(FRAGMENTO DEL DOCUMENTO):

Al comprender mejor el origen de la imagen torva que les persigue, los niños resultan capaces de desligarse de su miedo y de marcharse hacia un futuro esperanzador dentro de “la muerte”:

Lázaro.— Ya no eres de los nuestros, Tuso.

Tuso.— ¿Y me voy a quedar solito?

Lázaro.— No lo sé. Abre la puerta.

Tuso.— No, que os marcháis.

Marqués.— Abre la puerta.

Cucachica.— Abre la puerta, Tuso.

Tuso, cabizbajo, abre la puerta. Una luz muy potente entra desde el exterior. Los niños, alegres se dirigen hacia ella. El último en salir es Cucachica, que se despide del Tuso con la mano.

Cucachica.—Adiós, Tuso.

Una ráfaga de aire cierra la puerta. La luz desaparece. Tuso se despide con la mano mientras se abraza a la peluca de San Judas, de Cucachica, y se sorbe los mocos y las lágrimas. (Ripoll 2005a, 167).

(INFORMACIÓN MOSTRADA):
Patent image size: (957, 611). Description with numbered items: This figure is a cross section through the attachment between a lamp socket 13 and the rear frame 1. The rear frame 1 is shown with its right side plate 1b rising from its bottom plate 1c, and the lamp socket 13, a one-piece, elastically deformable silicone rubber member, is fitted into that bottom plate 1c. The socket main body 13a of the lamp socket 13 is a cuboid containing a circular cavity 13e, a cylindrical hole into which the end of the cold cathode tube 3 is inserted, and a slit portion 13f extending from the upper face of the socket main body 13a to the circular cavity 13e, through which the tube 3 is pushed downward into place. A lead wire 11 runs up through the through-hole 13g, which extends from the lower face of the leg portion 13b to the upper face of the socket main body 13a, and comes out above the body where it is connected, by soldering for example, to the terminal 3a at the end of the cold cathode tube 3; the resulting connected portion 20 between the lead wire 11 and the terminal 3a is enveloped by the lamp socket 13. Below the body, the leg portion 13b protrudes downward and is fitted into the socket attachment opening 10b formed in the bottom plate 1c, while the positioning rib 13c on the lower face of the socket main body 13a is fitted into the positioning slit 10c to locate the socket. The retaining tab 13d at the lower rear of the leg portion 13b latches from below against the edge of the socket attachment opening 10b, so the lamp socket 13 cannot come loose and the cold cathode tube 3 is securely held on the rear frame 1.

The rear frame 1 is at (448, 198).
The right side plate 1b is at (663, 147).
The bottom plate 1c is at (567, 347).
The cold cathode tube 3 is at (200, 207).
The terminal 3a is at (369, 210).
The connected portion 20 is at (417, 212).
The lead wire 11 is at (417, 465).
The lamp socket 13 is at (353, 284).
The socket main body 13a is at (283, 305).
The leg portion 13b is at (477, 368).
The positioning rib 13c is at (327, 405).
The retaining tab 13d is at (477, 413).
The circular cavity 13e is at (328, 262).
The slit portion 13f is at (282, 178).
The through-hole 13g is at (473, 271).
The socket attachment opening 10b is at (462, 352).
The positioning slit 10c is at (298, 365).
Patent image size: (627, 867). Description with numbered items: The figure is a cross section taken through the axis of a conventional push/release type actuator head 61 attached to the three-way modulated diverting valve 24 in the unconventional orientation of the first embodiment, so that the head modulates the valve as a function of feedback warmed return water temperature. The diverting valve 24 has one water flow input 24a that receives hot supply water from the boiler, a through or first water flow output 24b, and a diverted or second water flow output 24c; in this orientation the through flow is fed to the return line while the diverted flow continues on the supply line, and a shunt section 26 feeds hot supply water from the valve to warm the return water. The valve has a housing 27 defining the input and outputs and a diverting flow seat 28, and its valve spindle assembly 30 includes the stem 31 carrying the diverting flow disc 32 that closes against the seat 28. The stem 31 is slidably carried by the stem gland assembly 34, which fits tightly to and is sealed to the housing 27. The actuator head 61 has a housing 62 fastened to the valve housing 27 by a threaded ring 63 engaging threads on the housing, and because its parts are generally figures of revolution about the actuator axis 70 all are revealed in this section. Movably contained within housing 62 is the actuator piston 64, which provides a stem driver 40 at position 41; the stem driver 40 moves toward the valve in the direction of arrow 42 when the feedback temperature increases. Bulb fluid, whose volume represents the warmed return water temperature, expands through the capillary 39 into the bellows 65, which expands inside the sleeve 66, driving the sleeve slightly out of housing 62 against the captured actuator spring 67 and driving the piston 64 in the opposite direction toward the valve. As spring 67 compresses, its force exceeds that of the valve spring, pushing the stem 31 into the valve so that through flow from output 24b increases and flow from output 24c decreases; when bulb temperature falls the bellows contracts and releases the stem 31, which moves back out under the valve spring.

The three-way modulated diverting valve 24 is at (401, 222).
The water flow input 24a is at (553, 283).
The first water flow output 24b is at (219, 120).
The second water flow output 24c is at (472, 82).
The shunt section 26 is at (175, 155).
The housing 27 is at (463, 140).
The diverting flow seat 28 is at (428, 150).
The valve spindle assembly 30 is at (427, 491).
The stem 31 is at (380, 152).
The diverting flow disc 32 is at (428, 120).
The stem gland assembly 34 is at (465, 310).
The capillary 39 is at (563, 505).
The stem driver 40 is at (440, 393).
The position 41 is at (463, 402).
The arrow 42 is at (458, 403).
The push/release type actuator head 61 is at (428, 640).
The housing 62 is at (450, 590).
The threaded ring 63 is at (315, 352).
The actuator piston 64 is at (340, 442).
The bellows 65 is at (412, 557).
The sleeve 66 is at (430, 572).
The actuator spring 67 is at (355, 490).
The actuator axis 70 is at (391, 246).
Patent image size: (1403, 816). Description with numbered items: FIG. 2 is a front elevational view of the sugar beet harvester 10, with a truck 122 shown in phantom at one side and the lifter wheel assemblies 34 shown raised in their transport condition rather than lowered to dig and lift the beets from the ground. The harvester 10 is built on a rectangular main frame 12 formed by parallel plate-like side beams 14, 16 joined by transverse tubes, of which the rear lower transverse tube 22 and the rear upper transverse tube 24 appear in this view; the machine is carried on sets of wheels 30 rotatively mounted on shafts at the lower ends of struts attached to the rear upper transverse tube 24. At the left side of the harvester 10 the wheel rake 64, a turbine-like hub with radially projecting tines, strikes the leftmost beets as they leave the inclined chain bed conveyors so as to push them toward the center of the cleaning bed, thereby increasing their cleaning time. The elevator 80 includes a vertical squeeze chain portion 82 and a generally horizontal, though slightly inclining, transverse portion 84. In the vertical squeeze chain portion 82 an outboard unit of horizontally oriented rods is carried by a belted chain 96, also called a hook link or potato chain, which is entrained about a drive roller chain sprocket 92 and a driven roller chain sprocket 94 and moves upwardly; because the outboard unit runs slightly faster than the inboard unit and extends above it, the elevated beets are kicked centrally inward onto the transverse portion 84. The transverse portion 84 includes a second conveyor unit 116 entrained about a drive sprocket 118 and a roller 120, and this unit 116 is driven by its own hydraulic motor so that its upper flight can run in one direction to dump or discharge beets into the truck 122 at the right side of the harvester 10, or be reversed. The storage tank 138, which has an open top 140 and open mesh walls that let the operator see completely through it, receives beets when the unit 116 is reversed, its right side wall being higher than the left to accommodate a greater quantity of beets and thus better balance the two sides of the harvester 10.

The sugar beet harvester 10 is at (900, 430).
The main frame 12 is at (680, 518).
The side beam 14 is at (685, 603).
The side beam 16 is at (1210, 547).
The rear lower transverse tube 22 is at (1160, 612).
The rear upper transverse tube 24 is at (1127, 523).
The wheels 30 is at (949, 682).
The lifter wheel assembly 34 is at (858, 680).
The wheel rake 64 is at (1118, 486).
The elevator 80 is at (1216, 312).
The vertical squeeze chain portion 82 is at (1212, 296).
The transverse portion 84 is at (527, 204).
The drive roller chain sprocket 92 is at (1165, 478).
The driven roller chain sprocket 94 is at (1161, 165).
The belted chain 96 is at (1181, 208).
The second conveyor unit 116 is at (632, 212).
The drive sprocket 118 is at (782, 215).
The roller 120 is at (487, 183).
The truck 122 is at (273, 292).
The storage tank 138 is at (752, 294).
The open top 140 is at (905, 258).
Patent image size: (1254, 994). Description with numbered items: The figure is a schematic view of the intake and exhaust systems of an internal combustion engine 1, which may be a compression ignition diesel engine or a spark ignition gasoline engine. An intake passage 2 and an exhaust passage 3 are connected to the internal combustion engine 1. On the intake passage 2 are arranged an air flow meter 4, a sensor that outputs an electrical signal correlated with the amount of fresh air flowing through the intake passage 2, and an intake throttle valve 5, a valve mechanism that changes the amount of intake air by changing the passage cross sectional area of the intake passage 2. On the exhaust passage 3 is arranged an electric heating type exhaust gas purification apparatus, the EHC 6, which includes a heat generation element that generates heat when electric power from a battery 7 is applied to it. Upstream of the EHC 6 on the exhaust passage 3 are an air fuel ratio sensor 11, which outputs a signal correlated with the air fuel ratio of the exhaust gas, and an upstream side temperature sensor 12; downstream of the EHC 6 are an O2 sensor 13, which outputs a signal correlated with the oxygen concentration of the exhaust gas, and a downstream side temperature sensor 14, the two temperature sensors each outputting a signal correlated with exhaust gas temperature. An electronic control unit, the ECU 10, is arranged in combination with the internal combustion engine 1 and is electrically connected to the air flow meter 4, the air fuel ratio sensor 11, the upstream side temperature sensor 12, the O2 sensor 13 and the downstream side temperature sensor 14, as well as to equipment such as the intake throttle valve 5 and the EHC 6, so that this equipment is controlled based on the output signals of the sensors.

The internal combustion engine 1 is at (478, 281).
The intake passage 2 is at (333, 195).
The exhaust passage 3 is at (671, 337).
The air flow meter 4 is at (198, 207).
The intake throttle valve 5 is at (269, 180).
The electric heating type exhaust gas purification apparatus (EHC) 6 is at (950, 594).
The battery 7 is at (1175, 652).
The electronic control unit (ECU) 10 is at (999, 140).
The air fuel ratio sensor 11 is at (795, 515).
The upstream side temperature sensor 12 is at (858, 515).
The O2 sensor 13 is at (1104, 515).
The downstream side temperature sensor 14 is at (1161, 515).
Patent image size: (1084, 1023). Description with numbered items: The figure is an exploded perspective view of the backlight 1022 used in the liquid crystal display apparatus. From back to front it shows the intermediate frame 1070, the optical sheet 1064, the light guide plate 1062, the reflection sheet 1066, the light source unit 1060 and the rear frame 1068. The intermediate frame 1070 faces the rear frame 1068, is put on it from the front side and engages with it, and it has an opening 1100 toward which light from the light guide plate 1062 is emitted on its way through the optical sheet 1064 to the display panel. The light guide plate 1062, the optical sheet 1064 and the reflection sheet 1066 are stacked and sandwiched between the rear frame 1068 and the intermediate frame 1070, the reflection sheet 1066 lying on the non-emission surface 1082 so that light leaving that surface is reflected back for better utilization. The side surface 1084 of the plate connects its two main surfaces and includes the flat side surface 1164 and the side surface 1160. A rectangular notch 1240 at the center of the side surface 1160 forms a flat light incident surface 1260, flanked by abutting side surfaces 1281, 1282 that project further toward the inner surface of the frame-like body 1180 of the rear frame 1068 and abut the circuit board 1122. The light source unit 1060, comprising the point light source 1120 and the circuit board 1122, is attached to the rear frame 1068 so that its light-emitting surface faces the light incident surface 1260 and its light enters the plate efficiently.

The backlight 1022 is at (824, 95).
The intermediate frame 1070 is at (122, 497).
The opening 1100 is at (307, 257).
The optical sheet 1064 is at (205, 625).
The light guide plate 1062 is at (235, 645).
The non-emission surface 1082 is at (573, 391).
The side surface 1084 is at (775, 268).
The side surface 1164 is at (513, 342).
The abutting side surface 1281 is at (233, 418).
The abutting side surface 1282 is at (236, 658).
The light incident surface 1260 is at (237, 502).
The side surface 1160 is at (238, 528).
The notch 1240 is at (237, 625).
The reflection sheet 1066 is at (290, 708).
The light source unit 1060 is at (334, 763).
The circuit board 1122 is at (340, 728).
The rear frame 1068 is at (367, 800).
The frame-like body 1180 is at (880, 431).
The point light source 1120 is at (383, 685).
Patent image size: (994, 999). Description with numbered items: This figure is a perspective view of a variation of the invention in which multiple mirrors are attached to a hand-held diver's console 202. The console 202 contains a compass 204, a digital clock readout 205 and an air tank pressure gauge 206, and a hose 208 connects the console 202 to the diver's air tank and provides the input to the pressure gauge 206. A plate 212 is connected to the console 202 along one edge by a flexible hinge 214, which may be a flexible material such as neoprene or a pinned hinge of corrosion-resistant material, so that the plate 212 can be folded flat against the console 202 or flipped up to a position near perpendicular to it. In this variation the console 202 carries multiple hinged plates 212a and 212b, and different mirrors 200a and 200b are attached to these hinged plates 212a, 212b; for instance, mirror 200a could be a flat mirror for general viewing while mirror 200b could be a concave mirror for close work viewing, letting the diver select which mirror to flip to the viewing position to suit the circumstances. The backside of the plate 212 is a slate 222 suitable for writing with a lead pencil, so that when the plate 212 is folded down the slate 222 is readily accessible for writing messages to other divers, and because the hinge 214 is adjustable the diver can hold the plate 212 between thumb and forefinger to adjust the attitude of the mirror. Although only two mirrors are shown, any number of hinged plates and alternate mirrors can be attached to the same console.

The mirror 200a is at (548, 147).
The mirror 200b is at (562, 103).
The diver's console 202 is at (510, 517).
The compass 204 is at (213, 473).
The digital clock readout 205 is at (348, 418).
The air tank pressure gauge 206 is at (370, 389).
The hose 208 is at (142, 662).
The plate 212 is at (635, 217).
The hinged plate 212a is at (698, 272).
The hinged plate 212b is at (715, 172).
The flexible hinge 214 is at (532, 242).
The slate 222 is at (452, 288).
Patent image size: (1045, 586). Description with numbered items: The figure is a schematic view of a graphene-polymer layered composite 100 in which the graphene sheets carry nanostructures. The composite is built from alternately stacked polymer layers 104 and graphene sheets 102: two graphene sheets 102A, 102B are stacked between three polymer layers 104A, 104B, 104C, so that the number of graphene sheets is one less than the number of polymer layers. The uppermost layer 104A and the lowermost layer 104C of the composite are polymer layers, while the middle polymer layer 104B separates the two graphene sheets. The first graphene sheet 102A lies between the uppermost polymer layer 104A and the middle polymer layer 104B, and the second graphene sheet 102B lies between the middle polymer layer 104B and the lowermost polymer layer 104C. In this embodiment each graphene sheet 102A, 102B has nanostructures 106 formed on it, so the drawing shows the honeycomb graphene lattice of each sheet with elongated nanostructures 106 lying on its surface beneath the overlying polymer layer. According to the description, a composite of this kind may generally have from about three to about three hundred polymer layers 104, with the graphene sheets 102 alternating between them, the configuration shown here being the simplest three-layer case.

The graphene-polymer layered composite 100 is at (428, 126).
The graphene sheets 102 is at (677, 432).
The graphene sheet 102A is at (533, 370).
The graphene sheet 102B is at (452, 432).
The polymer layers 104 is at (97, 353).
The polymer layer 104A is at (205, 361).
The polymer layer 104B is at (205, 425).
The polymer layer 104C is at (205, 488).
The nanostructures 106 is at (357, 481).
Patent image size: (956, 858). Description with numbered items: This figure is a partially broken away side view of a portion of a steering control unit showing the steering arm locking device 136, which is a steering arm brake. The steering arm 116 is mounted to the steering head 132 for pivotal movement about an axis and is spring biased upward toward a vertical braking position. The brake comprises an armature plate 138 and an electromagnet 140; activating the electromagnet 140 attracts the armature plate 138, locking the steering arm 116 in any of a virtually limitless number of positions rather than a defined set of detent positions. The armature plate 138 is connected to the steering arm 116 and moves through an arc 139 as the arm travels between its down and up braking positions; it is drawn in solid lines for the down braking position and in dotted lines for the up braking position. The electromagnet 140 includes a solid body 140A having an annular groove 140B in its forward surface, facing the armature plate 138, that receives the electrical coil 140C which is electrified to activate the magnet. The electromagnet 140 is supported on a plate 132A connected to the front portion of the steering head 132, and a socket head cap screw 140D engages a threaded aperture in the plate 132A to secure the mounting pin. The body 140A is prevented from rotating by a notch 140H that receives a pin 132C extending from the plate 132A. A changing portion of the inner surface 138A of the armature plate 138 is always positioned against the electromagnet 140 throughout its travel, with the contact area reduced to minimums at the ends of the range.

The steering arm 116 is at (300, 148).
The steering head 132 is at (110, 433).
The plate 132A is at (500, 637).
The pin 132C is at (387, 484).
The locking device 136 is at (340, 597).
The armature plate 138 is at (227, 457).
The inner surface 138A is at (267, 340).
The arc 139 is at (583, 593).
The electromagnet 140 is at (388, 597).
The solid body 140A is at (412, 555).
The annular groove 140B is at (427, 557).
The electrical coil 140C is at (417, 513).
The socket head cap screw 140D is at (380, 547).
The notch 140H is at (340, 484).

(COMPLETA LO SIGUIENTE):
1. Reescribe el fragmento sobre la despedida de Tuso desde "Tuso.— ¿Y me" hasta "con la mano." inclusive, cambiando "luz" por "claridad".
2. Resume en dos oraciones el fragmento sobre la despedida de Tuso.

(SOLUCIONES):
1.
Tuso.— ¿Y me voy a quedar solito?

Lázaro.— No lo sé. Abre la puerta.

Tuso.— No, que os marcháis.

Marqués.— Abre la puerta.

Cucachica.— Abre la puerta, Tuso.

Tuso, cabizbajo, abre la puerta. Una claridad muy potente entra desde el exterior. Los niños, alegres se dirigen hacia ella. El último en salir es Cucachica, que se despide del Tuso con la mano.

2. Al comprender el origen de la imagen torva que los persigue, los niños logran desligarse de su miedo y marcharse hacia un futuro esperanzador dentro de "la muerte". Cuando los demás le piden que abra la puerta, Tuso la abre cabizbajo y los niños salen alegres hacia una luz muy potente; cerrada la puerta, Tuso se despide con la mano, abrazado a la peluca de San Judas.